EXERCISE TASK:
Give the listing again character for character, but drop the images.

RECORD EXCERPTS:

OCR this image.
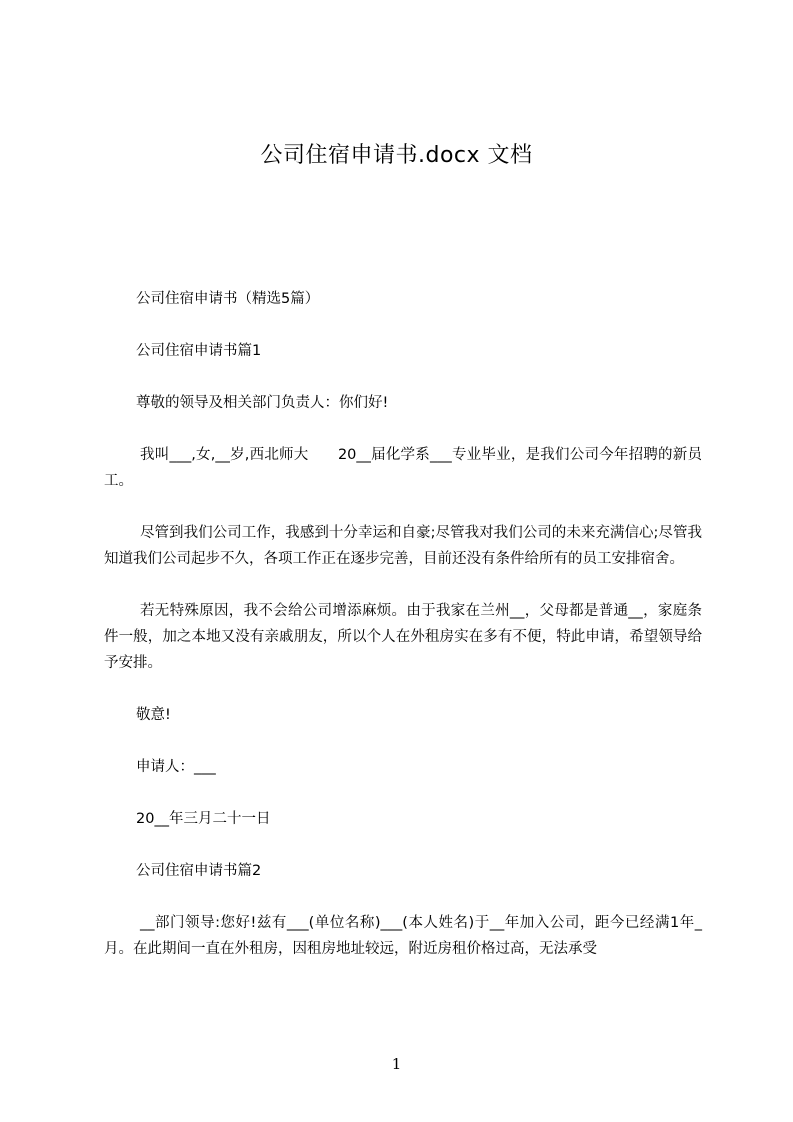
公司住宿申请书.docx 文档

公司住宿申请书（精选5篇）

公司住宿申请书篇1

尊敬的领导及相关部门负责人：你们好!

我叫___,女,__岁,西北师大　　20__届化学系___专业毕业，是我们公司今年招聘的新员工。

尽管到我们公司工作，我感到十分幸运和自豪;尽管我对我们公司的未来充满信心;尽管我知道我们公司起步不久，各项工作正在逐步完善，目前还没有条件给所有的员工安排宿舍。

若无特殊原因，我不会给公司增添麻烦。由于我家在兰州__，父母都是普通__，家庭条件一般，加之本地又没有亲戚朋友，所以个人在外租房实在多有不便，特此申请，希望领导给予安排。

敬意!

申请人：___

20__年三月二十一日

公司住宿申请书篇2

__部门领导:您好!兹有___(单位名称)___(本人姓名)于__年加入公司，距今已经满1年_月。在此期间一直在外租房，因租房地址较远，附近房租价格过高，无法承受

1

ANSWER IN FULL:
OCR this image.
公司住宿申请书.docx 文档

公司住宿申请书（精选5篇）

公司住宿申请书篇1

尊敬的领导及相关部门负责人：你们好!

我叫___,女,__岁,西北师大　　20__届化学系___专业毕业，是我们公司今年招聘的新员工。

尽管到我们公司工作，我感到十分幸运和自豪;尽管我对我们公司的未来充满信心;尽管我知道我们公司起步不久，各项工作正在逐步完善，目前还没有条件给所有的员工安排宿舍。

若无特殊原因，我不会给公司增添麻烦。由于我家在兰州__，父母都是普通__，家庭条件一般，加之本地又没有亲戚朋友，所以个人在外租房实在多有不便，特此申请，希望领导给予安排。

敬意!

申请人：___

20__年三月二十一日

公司住宿申请书篇2

__部门领导:您好!兹有___(单位名称)___(本人姓名)于__年加入公司，距今已经满1年_月。在此期间一直在外租房，因租房地址较远，附近房租价格过高，无法承受

1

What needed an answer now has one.